Data rows:
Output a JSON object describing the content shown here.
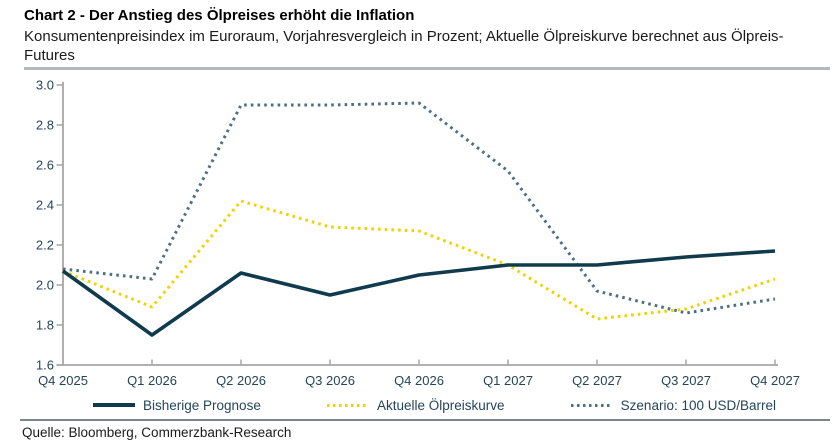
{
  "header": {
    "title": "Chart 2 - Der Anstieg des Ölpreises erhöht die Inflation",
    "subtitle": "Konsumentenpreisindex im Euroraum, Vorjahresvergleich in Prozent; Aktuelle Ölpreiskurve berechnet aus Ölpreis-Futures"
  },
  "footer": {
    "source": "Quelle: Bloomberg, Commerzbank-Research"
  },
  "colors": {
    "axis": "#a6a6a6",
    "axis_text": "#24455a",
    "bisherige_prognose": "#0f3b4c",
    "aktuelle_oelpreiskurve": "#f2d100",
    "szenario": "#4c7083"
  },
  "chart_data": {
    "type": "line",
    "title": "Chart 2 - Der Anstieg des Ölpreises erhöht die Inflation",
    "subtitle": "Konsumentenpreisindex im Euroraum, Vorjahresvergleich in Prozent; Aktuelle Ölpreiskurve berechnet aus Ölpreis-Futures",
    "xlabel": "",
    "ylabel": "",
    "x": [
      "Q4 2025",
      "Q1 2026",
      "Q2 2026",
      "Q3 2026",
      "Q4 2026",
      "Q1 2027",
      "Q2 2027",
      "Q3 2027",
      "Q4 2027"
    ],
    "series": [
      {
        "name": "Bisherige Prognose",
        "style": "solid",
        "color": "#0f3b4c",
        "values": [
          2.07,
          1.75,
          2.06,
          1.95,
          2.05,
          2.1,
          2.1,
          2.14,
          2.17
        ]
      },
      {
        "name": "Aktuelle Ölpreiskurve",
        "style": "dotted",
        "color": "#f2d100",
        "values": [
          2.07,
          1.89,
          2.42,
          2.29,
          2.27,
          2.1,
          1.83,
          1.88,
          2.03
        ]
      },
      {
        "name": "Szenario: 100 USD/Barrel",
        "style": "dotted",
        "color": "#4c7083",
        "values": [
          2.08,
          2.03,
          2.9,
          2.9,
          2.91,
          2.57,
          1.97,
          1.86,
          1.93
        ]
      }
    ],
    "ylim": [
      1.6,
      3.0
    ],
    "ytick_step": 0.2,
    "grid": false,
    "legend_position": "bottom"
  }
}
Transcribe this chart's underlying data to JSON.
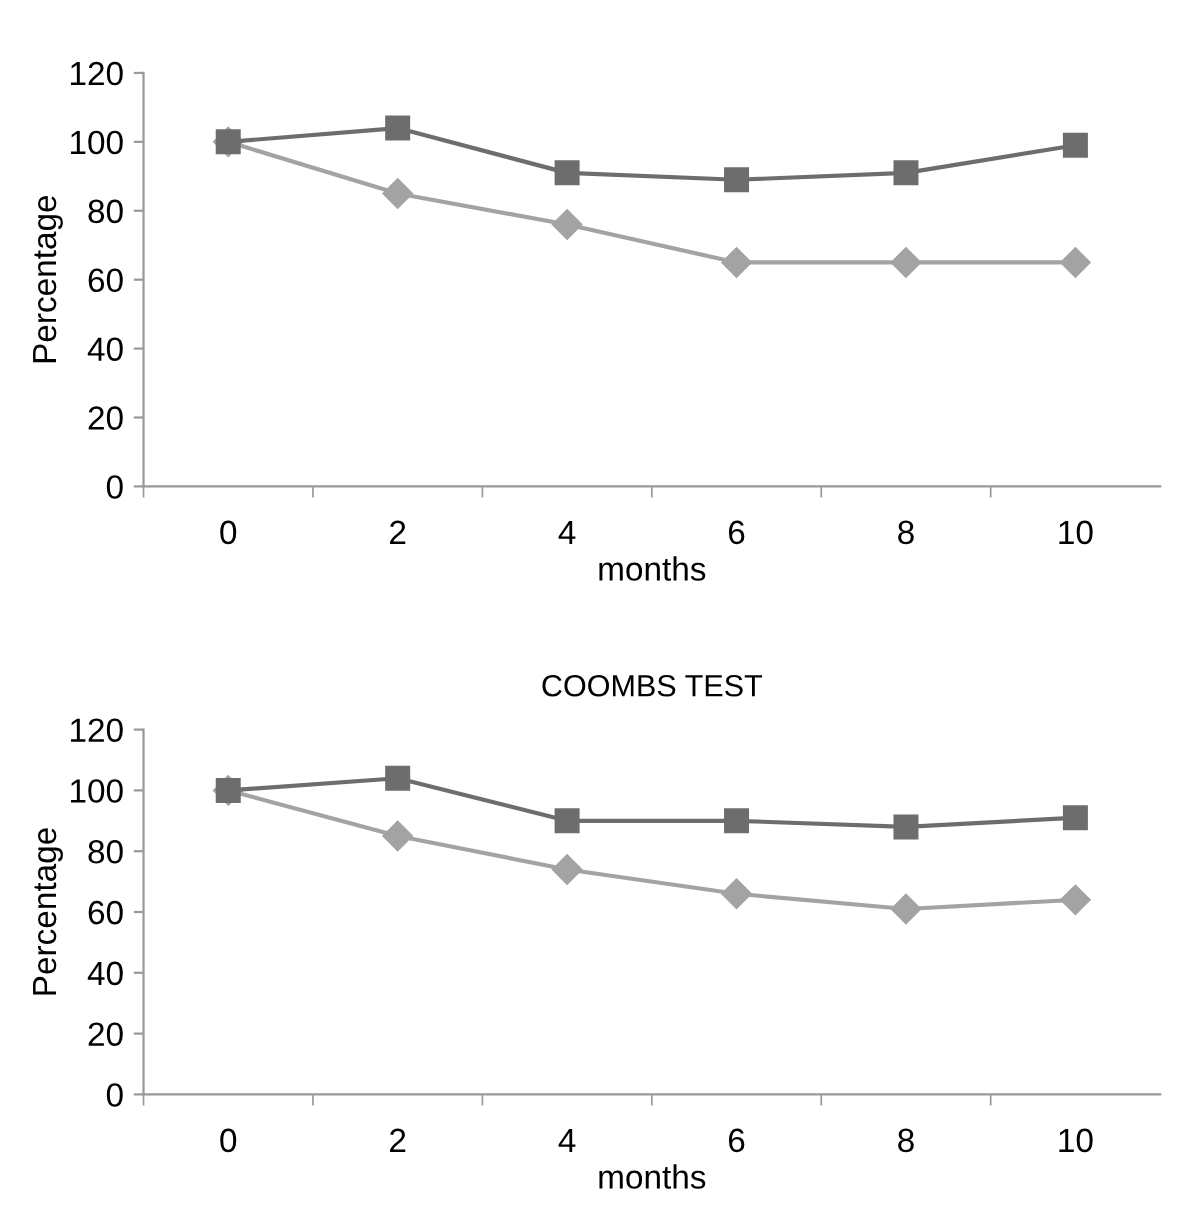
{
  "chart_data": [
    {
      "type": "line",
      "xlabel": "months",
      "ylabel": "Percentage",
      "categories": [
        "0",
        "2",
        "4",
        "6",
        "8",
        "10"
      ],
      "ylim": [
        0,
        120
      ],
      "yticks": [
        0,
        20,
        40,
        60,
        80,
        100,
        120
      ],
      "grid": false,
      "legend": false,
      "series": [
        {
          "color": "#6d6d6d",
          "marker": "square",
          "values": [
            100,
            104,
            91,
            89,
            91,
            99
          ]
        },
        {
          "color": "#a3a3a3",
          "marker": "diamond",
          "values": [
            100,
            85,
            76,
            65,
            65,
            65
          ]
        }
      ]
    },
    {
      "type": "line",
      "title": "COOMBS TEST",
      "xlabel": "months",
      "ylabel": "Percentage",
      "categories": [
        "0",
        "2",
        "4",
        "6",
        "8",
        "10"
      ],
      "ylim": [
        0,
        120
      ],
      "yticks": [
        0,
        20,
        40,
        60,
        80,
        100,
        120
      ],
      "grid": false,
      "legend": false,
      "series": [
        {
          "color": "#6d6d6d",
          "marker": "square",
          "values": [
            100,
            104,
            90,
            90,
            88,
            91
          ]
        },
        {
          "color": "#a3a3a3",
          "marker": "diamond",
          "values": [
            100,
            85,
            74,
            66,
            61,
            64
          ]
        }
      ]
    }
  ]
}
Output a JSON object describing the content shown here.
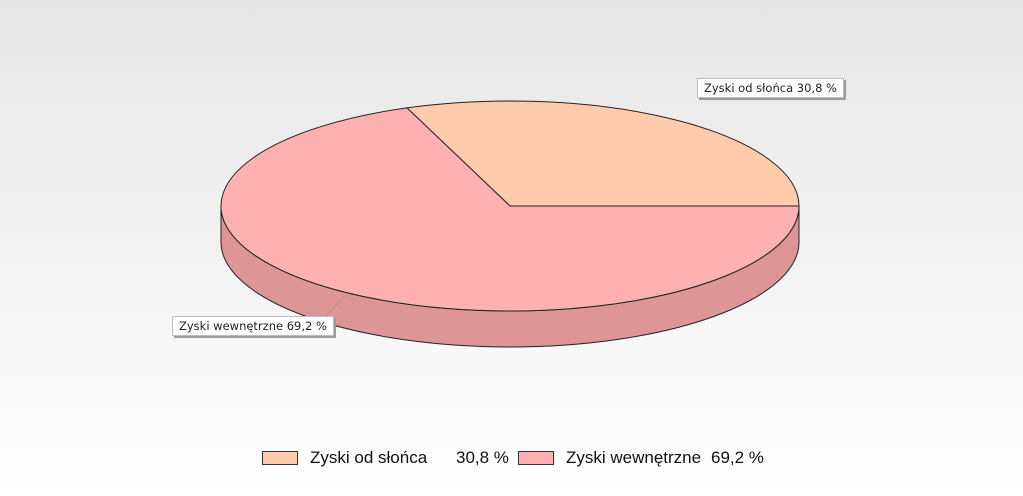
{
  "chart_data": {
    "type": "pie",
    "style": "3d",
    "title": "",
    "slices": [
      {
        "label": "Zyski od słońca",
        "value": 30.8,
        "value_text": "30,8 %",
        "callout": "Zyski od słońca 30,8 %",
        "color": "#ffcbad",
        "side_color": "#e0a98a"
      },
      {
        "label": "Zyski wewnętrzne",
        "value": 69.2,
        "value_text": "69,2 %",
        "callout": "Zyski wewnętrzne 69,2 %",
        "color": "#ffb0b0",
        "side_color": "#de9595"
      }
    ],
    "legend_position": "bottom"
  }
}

The exercise: Set down every entry word for word, but omit the pictures.

Solution for this task:
Output a JSON object describing the content shown here.
{
  "header": {
    "title": "Chart 2 - Der Anstieg des Ölpreises erhöht die Inflation",
    "subtitle": "Konsumentenpreisindex im Euroraum, Vorjahresvergleich in Prozent; Aktuelle Ölpreiskurve berechnet aus Ölpreis-Futures"
  },
  "footer": {
    "source": "Quelle: Bloomberg, Commerzbank-Research"
  },
  "colors": {
    "axis": "#a6a6a6",
    "axis_text": "#24455a",
    "bisherige_prognose": "#0f3b4c",
    "aktuelle_oelpreiskurve": "#f2d100",
    "szenario": "#4c7083"
  },
  "chart_data": {
    "type": "line",
    "title": "Chart 2 - Der Anstieg des Ölpreises erhöht die Inflation",
    "subtitle": "Konsumentenpreisindex im Euroraum, Vorjahresvergleich in Prozent; Aktuelle Ölpreiskurve berechnet aus Ölpreis-Futures",
    "xlabel": "",
    "ylabel": "",
    "x": [
      "Q4 2025",
      "Q1 2026",
      "Q2 2026",
      "Q3 2026",
      "Q4 2026",
      "Q1 2027",
      "Q2 2027",
      "Q3 2027",
      "Q4 2027"
    ],
    "series": [
      {
        "name": "Bisherige Prognose",
        "style": "solid",
        "color": "#0f3b4c",
        "values": [
          2.07,
          1.75,
          2.06,
          1.95,
          2.05,
          2.1,
          2.1,
          2.14,
          2.17
        ]
      },
      {
        "name": "Aktuelle Ölpreiskurve",
        "style": "dotted",
        "color": "#f2d100",
        "values": [
          2.07,
          1.89,
          2.42,
          2.29,
          2.27,
          2.1,
          1.83,
          1.88,
          2.03
        ]
      },
      {
        "name": "Szenario: 100 USD/Barrel",
        "style": "dotted",
        "color": "#4c7083",
        "values": [
          2.08,
          2.03,
          2.9,
          2.9,
          2.91,
          2.57,
          1.97,
          1.86,
          1.93
        ]
      }
    ],
    "ylim": [
      1.6,
      3.0
    ],
    "ytick_step": 0.2,
    "grid": false,
    "legend_position": "bottom"
  }
}
Transcribe this chart's underlying data to JSON.
{
  "chart_data": [
    {
      "type": "line",
      "xlabel": "months",
      "ylabel": "Percentage",
      "categories": [
        "0",
        "2",
        "4",
        "6",
        "8",
        "10"
      ],
      "ylim": [
        0,
        120
      ],
      "yticks": [
        0,
        20,
        40,
        60,
        80,
        100,
        120
      ],
      "grid": false,
      "legend": false,
      "series": [
        {
          "color": "#6d6d6d",
          "marker": "square",
          "values": [
            100,
            104,
            91,
            89,
            91,
            99
          ]
        },
        {
          "color": "#a3a3a3",
          "marker": "diamond",
          "values": [
            100,
            85,
            76,
            65,
            65,
            65
          ]
        }
      ]
    },
    {
      "type": "line",
      "title": "COOMBS TEST",
      "xlabel": "months",
      "ylabel": "Percentage",
      "categories": [
        "0",
        "2",
        "4",
        "6",
        "8",
        "10"
      ],
      "ylim": [
        0,
        120
      ],
      "yticks": [
        0,
        20,
        40,
        60,
        80,
        100,
        120
      ],
      "grid": false,
      "legend": false,
      "series": [
        {
          "color": "#6d6d6d",
          "marker": "square",
          "values": [
            100,
            104,
            90,
            90,
            88,
            91
          ]
        },
        {
          "color": "#a3a3a3",
          "marker": "diamond",
          "values": [
            100,
            85,
            74,
            66,
            61,
            64
          ]
        }
      ]
    }
  ]
}
Output a JSON object describing the content shown here.
{
  "chart_data": {
    "type": "pie",
    "style": "3d",
    "title": "",
    "slices": [
      {
        "label": "Zyski od słońca",
        "value": 30.8,
        "value_text": "30,8 %",
        "callout": "Zyski od słońca 30,8 %",
        "color": "#ffcbad",
        "side_color": "#e0a98a"
      },
      {
        "label": "Zyski wewnętrzne",
        "value": 69.2,
        "value_text": "69,2 %",
        "callout": "Zyski wewnętrzne 69,2 %",
        "color": "#ffb0b0",
        "side_color": "#de9595"
      }
    ],
    "legend_position": "bottom"
  }
}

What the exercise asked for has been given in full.